### Your task
Check every line of the data below for the string "Super", and copy the ones that hold it.
----
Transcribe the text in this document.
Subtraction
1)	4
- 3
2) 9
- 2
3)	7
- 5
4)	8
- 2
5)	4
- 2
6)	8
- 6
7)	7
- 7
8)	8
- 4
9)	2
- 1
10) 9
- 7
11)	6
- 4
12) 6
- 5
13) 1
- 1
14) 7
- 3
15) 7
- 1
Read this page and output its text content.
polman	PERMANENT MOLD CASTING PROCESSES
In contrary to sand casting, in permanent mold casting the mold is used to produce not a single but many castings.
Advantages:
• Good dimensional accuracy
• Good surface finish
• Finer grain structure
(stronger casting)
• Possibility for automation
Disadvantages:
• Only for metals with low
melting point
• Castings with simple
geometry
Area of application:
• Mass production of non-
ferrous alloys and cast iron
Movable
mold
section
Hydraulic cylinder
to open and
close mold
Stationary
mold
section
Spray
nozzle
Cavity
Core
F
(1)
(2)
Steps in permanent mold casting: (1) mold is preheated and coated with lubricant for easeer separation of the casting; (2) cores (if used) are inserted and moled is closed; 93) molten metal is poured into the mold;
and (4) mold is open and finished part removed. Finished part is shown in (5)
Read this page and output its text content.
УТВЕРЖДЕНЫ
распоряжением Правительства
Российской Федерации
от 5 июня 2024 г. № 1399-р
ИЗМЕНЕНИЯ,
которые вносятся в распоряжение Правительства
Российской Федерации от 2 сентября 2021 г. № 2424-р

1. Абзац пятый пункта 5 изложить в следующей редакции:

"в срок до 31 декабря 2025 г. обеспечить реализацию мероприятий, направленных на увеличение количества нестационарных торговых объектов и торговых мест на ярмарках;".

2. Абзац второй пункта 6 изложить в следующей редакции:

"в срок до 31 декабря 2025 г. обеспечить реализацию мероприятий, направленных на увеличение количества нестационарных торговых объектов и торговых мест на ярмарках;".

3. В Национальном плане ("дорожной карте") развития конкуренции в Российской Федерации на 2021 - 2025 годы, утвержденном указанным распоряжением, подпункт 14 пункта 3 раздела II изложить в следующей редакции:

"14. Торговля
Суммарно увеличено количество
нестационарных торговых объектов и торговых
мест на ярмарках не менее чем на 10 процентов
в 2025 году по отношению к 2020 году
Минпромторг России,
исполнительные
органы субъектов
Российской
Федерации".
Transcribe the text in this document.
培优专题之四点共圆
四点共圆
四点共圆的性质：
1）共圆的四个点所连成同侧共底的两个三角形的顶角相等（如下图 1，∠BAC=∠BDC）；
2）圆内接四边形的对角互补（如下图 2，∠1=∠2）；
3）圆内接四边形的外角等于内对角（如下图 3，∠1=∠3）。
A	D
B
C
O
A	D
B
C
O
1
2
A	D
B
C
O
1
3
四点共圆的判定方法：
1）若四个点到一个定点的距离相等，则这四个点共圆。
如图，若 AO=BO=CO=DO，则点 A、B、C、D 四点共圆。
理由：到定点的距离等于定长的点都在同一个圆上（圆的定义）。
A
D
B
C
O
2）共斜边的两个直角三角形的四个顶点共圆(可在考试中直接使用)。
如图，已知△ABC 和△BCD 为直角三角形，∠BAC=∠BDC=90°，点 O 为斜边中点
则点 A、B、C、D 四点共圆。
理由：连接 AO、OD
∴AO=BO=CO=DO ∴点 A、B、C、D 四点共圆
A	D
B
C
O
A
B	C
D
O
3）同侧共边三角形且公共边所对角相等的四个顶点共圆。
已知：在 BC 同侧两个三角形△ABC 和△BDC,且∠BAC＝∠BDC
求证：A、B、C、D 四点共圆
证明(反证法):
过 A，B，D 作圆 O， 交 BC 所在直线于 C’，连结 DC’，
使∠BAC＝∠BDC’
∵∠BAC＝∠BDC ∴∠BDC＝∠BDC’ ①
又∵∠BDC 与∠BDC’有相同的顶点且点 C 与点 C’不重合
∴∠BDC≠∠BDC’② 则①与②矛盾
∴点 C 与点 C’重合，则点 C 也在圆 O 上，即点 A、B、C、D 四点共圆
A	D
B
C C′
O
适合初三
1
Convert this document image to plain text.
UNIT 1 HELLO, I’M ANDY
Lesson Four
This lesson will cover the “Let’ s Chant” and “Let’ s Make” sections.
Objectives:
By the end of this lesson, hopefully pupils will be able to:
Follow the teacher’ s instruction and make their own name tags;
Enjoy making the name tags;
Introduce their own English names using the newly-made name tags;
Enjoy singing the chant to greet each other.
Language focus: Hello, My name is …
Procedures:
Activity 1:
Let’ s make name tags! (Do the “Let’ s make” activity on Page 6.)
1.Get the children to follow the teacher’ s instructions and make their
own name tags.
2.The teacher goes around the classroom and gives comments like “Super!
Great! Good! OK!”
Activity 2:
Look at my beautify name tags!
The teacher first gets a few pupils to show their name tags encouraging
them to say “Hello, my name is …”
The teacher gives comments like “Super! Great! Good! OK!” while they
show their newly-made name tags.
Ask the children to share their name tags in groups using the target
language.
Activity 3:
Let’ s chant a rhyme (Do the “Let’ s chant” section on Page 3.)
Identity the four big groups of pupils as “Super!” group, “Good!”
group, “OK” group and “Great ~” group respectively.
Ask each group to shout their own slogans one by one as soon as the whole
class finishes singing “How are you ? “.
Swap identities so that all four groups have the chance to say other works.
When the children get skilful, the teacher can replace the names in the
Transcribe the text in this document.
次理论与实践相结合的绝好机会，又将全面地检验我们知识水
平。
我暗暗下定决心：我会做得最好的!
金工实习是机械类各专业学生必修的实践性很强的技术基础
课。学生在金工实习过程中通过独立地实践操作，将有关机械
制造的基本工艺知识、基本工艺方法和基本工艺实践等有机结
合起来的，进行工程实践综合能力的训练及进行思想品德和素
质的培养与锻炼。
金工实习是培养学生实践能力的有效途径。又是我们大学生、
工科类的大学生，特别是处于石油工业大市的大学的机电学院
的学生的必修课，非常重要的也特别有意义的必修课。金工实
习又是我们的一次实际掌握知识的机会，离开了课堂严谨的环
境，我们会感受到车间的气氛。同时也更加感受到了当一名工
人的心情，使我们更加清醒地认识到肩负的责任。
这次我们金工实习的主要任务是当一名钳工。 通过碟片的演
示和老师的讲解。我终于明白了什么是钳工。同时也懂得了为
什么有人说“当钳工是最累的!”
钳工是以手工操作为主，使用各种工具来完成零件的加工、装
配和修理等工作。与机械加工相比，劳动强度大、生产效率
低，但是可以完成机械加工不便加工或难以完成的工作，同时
----
### Final result
2.The teacher goes around the classroom and gives comments like “Super!
The teacher gives comments like “Super! Great! Good! OK!” while they
Identity the four big groups of pupils as “Super!” group, “Good!”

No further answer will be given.